## Work to do
Copy every entry word for word. Skip the pictures.

──────────────────────────────

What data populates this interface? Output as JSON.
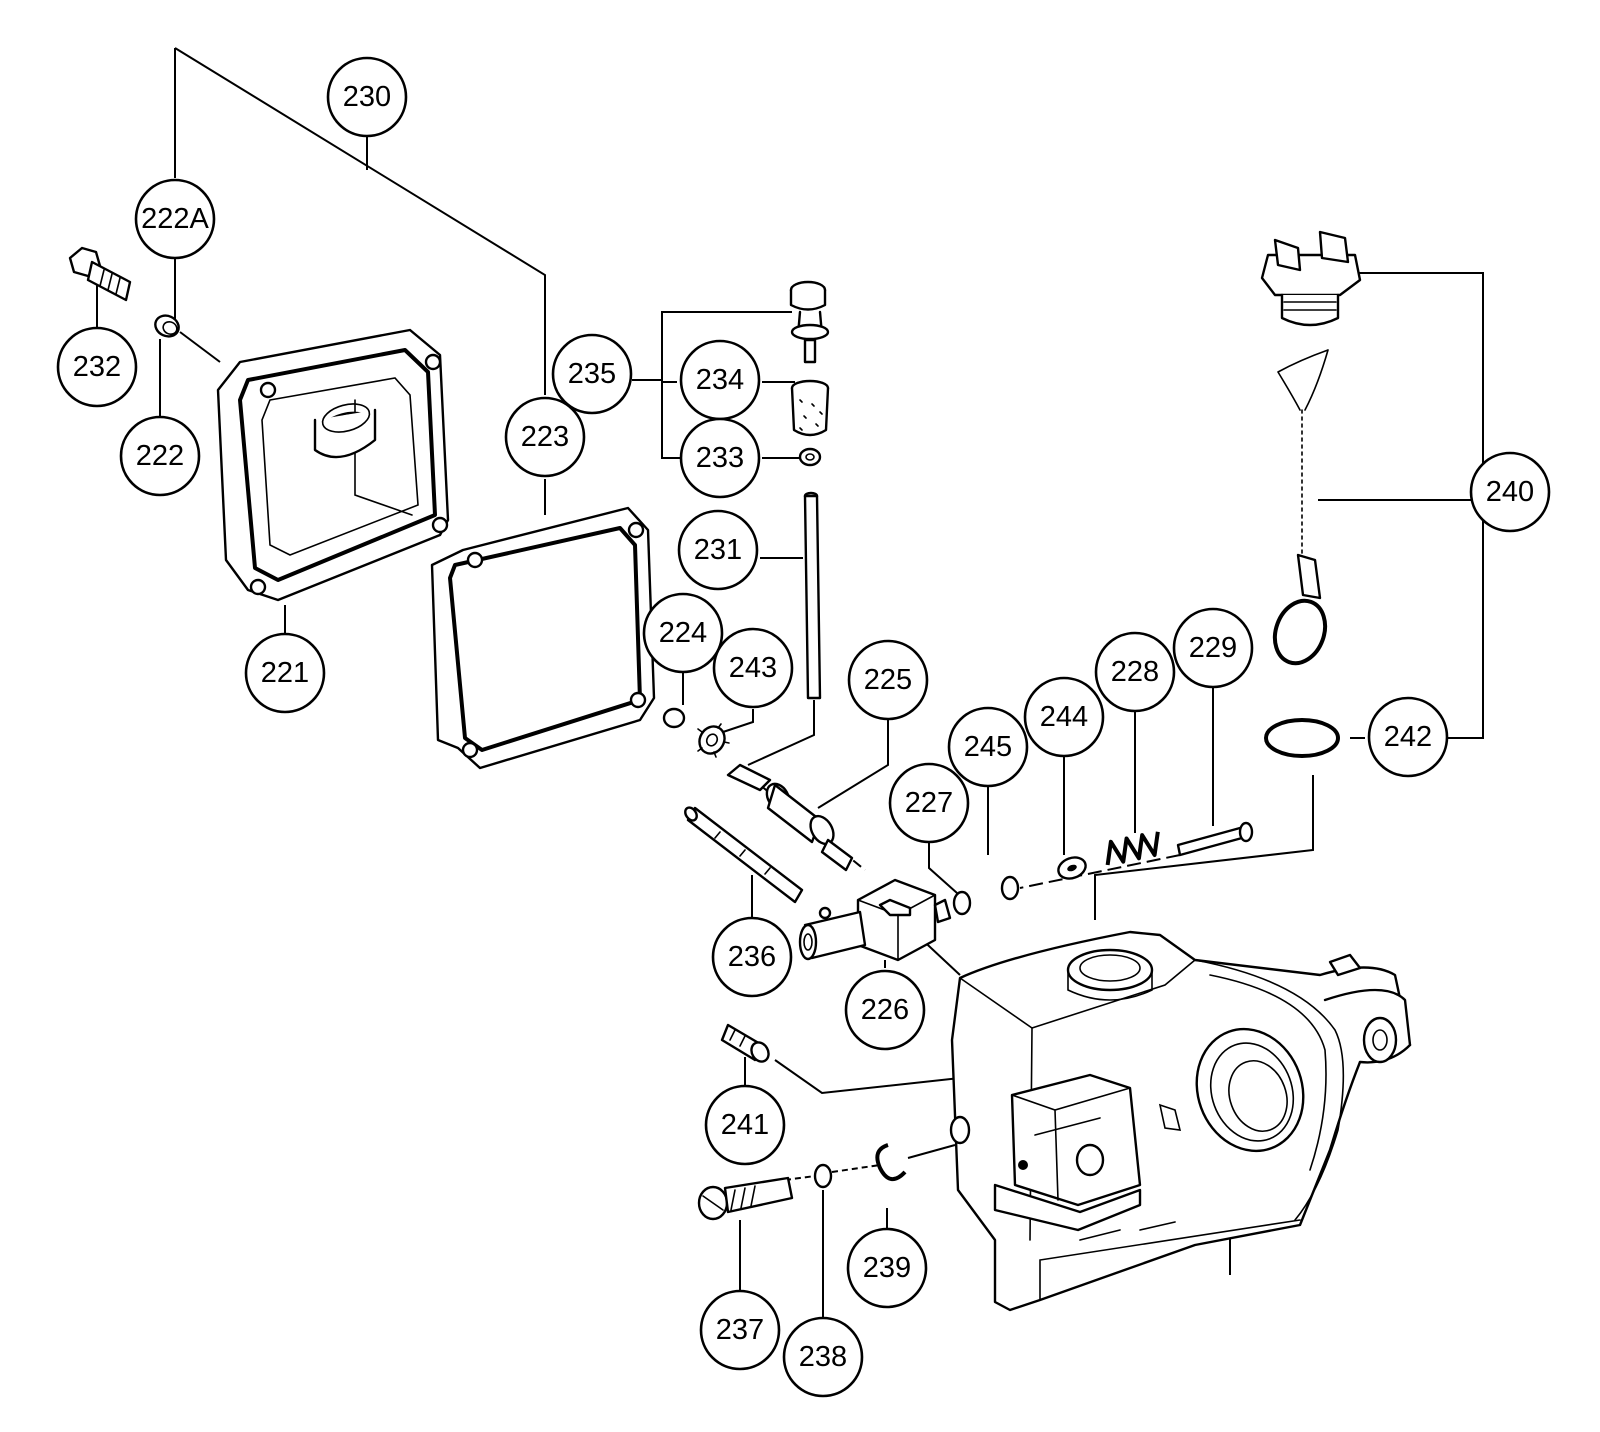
{
  "callouts": [
    {
      "id": "230",
      "label": "230"
    },
    {
      "id": "222A",
      "label": "222A"
    },
    {
      "id": "232",
      "label": "232"
    },
    {
      "id": "222",
      "label": "222"
    },
    {
      "id": "221",
      "label": "221"
    },
    {
      "id": "223",
      "label": "223"
    },
    {
      "id": "235",
      "label": "235"
    },
    {
      "id": "234",
      "label": "234"
    },
    {
      "id": "233",
      "label": "233"
    },
    {
      "id": "231",
      "label": "231"
    },
    {
      "id": "224",
      "label": "224"
    },
    {
      "id": "243",
      "label": "243"
    },
    {
      "id": "225",
      "label": "225"
    },
    {
      "id": "227",
      "label": "227"
    },
    {
      "id": "245",
      "label": "245"
    },
    {
      "id": "244",
      "label": "244"
    },
    {
      "id": "228",
      "label": "228"
    },
    {
      "id": "229",
      "label": "229"
    },
    {
      "id": "240",
      "label": "240"
    },
    {
      "id": "242",
      "label": "242"
    },
    {
      "id": "236",
      "label": "236"
    },
    {
      "id": "226",
      "label": "226"
    },
    {
      "id": "241",
      "label": "241"
    },
    {
      "id": "239",
      "label": "239"
    },
    {
      "id": "237",
      "label": "237"
    },
    {
      "id": "238",
      "label": "238"
    }
  ]
}
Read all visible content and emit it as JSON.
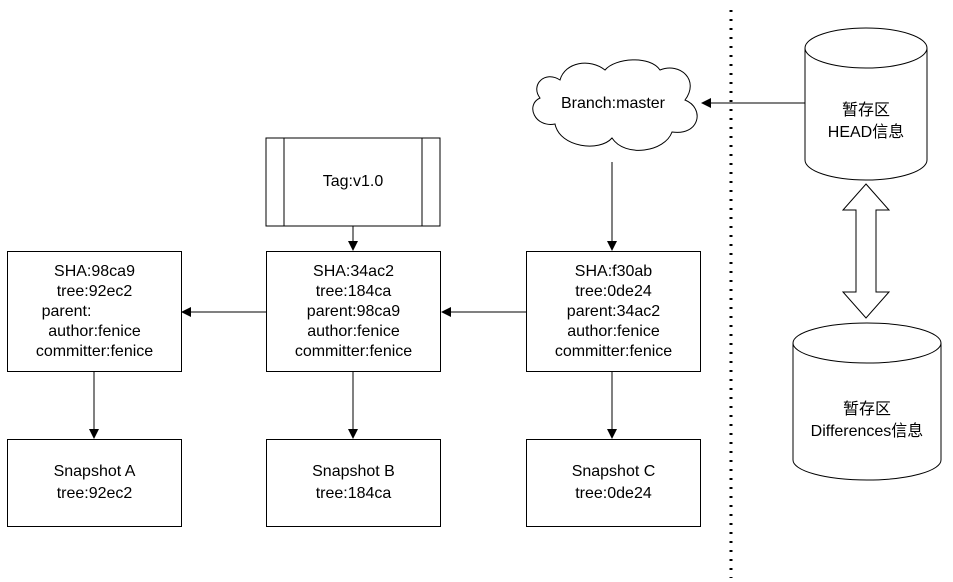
{
  "branch": {
    "label": "Branch:master"
  },
  "tag": {
    "label": "Tag:v1.0"
  },
  "commits": [
    {
      "sha": "SHA:98ca9",
      "tree": "tree:92ec2",
      "parent": "parent:",
      "author": "author:fenice",
      "committer": "committer:fenice"
    },
    {
      "sha": "SHA:34ac2",
      "tree": "tree:184ca",
      "parent": "parent:98ca9",
      "author": "author:fenice",
      "committer": "committer:fenice"
    },
    {
      "sha": "SHA:f30ab",
      "tree": "tree:0de24",
      "parent": "parent:34ac2",
      "author": "author:fenice",
      "committer": "committer:fenice"
    }
  ],
  "snapshots": [
    {
      "name": "Snapshot A",
      "tree": "tree:92ec2"
    },
    {
      "name": "Snapshot B",
      "tree": "tree:184ca"
    },
    {
      "name": "Snapshot C",
      "tree": "tree:0de24"
    }
  ],
  "head_store": {
    "line1": "暂存区",
    "line2": "HEAD信息"
  },
  "diff_store": {
    "line1": "暂存区",
    "line2": "Differences信息"
  }
}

──────────────────────────────

## The reply
What data populates this interface? Output as JSON.
{
  "callouts": [
    {
      "id": "230",
      "label": "230"
    },
    {
      "id": "222A",
      "label": "222A"
    },
    {
      "id": "232",
      "label": "232"
    },
    {
      "id": "222",
      "label": "222"
    },
    {
      "id": "221",
      "label": "221"
    },
    {
      "id": "223",
      "label": "223"
    },
    {
      "id": "235",
      "label": "235"
    },
    {
      "id": "234",
      "label": "234"
    },
    {
      "id": "233",
      "label": "233"
    },
    {
      "id": "231",
      "label": "231"
    },
    {
      "id": "224",
      "label": "224"
    },
    {
      "id": "243",
      "label": "243"
    },
    {
      "id": "225",
      "label": "225"
    },
    {
      "id": "227",
      "label": "227"
    },
    {
      "id": "245",
      "label": "245"
    },
    {
      "id": "244",
      "label": "244"
    },
    {
      "id": "228",
      "label": "228"
    },
    {
      "id": "229",
      "label": "229"
    },
    {
      "id": "240",
      "label": "240"
    },
    {
      "id": "242",
      "label": "242"
    },
    {
      "id": "236",
      "label": "236"
    },
    {
      "id": "226",
      "label": "226"
    },
    {
      "id": "241",
      "label": "241"
    },
    {
      "id": "239",
      "label": "239"
    },
    {
      "id": "237",
      "label": "237"
    },
    {
      "id": "238",
      "label": "238"
    }
  ]
}
Read all visible content and emit it as JSON.
{
  "branch": {
    "label": "Branch:master"
  },
  "tag": {
    "label": "Tag:v1.0"
  },
  "commits": [
    {
      "sha": "SHA:98ca9",
      "tree": "tree:92ec2",
      "parent": "parent:",
      "author": "author:fenice",
      "committer": "committer:fenice"
    },
    {
      "sha": "SHA:34ac2",
      "tree": "tree:184ca",
      "parent": "parent:98ca9",
      "author": "author:fenice",
      "committer": "committer:fenice"
    },
    {
      "sha": "SHA:f30ab",
      "tree": "tree:0de24",
      "parent": "parent:34ac2",
      "author": "author:fenice",
      "committer": "committer:fenice"
    }
  ],
  "snapshots": [
    {
      "name": "Snapshot A",
      "tree": "tree:92ec2"
    },
    {
      "name": "Snapshot B",
      "tree": "tree:184ca"
    },
    {
      "name": "Snapshot C",
      "tree": "tree:0de24"
    }
  ],
  "head_store": {
    "line1": "暂存区",
    "line2": "HEAD信息"
  },
  "diff_store": {
    "line1": "暂存区",
    "line2": "Differences信息"
  }
}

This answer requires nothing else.